__What is asked__:
Quote all lines below exactly. Images stay out.

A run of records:
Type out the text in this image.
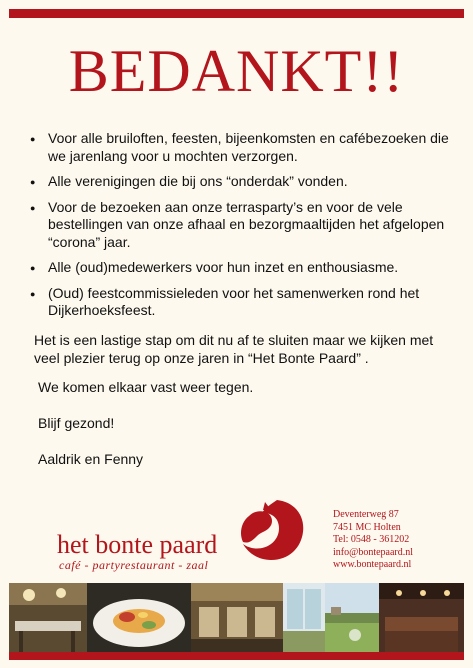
BEDANKT!!
● Voor alle bruiloften, feesten, bijeenkomsten en cafébezoeken die we jarenlang voor u mochten verzorgen.
● Alle verenigingen die bij ons “onderdak” vonden.
● Voor de bezoeken aan onze terrasparty’s en voor de vele bestellingen van onze afhaal en bezorgmaaltijden het afgelopen “corona” jaar.
● Alle (oud)medewerkers voor hun inzet en enthousiasme.
● (Oud) feestcommissieleden voor het samenwerken rond het Dijkerhoeksfeest.

Het is een lastige stap om dit nu af te sluiten maar we kijken met veel plezier terug op onze jaren in “Het Bonte Paard” .

We komen elkaar vast weer tegen.

Blijf gezond!

Aaldrik en Fenny

het bonte paard
café - partyrestaurant - zaal
Deventerweg 87
7451 MC Holten
Tel: 0548 - 361202
info@bontepaard.nl
www.bontepaard.nl
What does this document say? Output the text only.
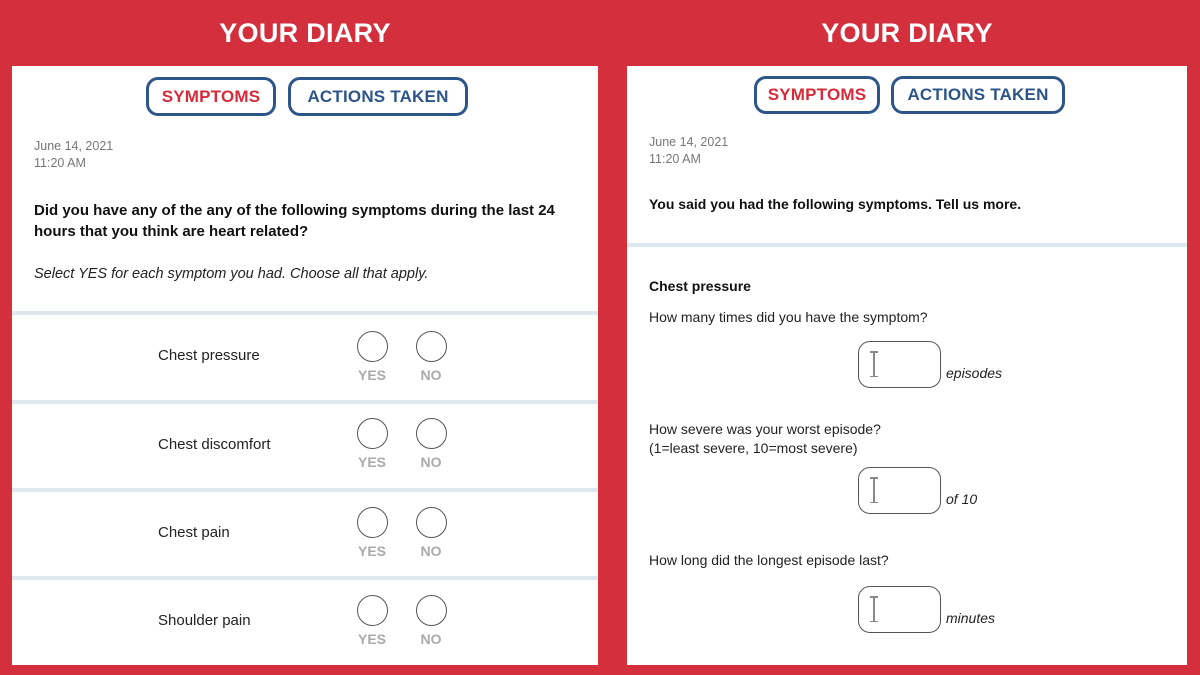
YOUR DIARY
SYMPTOMS	ACTIONS TAKEN
June 14, 2021
11:20 AM
Did you have any of the any of the following symptoms during the last 24 hours that you think are heart related?
Select YES for each symptom you had. Choose all that apply.
Chest pressure
YES	NO
Chest discomfort
YES	NO
Chest pain
YES	NO
Shoulder pain
YES	NO
YOUR DIARY
SYMPTOMS	ACTIONS TAKEN
June 14, 2021
11:20 AM
You said you had the following symptoms. Tell us more.
Chest pressure
How many times did you have the symptom?
episodes
How severe was your worst episode?
(1=least severe, 10=most severe)
of 10
How long did the longest episode last?
minutes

__Exercise solution__:
Type out the text in this image.
BEDANKT!!
● Voor alle bruiloften, feesten, bijeenkomsten en cafébezoeken die we jarenlang voor u mochten verzorgen.
● Alle verenigingen die bij ons “onderdak” vonden.
● Voor de bezoeken aan onze terrasparty’s en voor de vele bestellingen van onze afhaal en bezorgmaaltijden het afgelopen “corona” jaar.
● Alle (oud)medewerkers voor hun inzet en enthousiasme.
● (Oud) feestcommissieleden voor het samenwerken rond het Dijkerhoeksfeest.

Het is een lastige stap om dit nu af te sluiten maar we kijken met veel plezier terug op onze jaren in “Het Bonte Paard” .

We komen elkaar vast weer tegen.

Blijf gezond!

Aaldrik en Fenny

het bonte paard
café - partyrestaurant - zaal
Deventerweg 87
7451 MC Holten
Tel: 0548 - 361202
info@bontepaard.nl
www.bontepaard.nl
What does this document say? Output the text only.
YOUR DIARY
SYMPTOMS	ACTIONS TAKEN
June 14, 2021
11:20 AM
Did you have any of the any of the following symptoms during the last 24 hours that you think are heart related?
Select YES for each symptom you had. Choose all that apply.
Chest pressure
YES	NO
Chest discomfort
YES	NO
Chest pain
YES	NO
Shoulder pain
YES	NO
YOUR DIARY
SYMPTOMS	ACTIONS TAKEN
June 14, 2021
11:20 AM
You said you had the following symptoms. Tell us more.
Chest pressure
How many times did you have the symptom?
episodes
How severe was your worst episode?
(1=least severe, 10=most severe)
of 10
How long did the longest episode last?
minutes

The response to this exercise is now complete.